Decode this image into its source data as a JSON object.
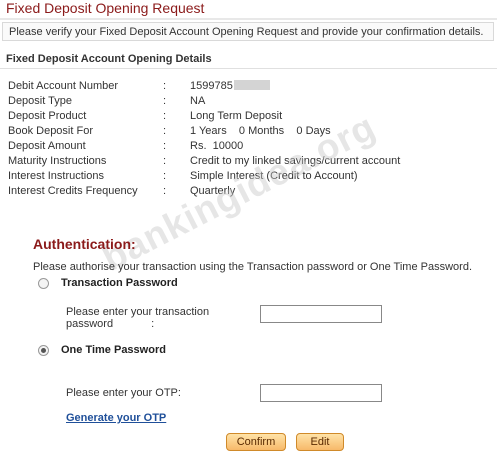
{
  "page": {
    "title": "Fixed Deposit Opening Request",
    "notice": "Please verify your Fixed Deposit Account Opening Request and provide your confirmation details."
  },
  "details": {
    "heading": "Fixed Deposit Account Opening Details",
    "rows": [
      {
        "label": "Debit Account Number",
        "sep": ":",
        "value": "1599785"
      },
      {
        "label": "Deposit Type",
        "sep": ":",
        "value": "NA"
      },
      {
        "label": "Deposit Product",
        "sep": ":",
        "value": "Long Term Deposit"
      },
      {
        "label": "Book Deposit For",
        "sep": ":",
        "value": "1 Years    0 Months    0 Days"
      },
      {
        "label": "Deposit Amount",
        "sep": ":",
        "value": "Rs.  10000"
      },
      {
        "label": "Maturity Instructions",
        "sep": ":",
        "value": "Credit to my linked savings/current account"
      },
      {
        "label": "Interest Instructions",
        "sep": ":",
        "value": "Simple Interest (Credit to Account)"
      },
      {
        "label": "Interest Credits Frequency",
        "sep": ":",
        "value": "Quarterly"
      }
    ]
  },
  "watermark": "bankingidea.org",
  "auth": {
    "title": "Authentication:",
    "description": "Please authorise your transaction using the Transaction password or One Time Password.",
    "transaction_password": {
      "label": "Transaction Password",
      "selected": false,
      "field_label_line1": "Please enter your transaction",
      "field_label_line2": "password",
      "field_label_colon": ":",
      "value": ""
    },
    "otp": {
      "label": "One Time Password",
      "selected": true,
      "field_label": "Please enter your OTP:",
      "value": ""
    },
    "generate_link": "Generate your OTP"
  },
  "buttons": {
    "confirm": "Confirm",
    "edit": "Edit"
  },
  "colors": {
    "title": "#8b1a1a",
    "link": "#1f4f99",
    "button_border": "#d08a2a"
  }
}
--
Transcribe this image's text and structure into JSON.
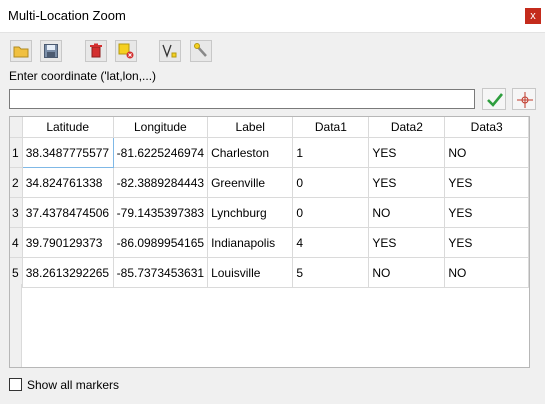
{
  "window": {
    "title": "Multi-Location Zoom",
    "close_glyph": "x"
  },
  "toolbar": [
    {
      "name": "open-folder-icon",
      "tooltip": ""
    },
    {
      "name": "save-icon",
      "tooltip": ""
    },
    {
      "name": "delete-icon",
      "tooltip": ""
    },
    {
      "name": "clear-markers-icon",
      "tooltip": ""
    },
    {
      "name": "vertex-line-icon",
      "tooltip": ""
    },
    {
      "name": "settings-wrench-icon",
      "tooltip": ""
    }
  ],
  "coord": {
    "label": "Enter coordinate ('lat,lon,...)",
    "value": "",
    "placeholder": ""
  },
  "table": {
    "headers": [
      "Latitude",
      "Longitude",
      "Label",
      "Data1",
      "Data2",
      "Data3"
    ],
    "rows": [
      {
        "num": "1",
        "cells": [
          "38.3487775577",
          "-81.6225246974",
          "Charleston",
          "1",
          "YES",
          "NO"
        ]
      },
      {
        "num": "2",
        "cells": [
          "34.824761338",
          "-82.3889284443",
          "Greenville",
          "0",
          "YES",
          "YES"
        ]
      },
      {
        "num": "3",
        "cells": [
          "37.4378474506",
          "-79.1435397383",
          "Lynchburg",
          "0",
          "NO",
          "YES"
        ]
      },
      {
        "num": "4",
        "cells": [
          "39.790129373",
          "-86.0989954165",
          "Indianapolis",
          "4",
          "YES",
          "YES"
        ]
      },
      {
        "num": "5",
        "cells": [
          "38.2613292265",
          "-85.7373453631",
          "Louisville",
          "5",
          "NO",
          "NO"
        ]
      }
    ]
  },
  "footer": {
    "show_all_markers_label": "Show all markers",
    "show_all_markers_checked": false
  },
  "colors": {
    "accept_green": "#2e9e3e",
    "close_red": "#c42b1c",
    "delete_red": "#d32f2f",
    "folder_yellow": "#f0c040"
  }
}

● **Work instructions**: Look through the data above. Each line containing the word "Interest" needs to be copied.

● **Response to this task**:
        "label": "Interest Instructions",
        "value": "Simple Interest (Credit to Account)"
        "label": "Interest Credits Frequency",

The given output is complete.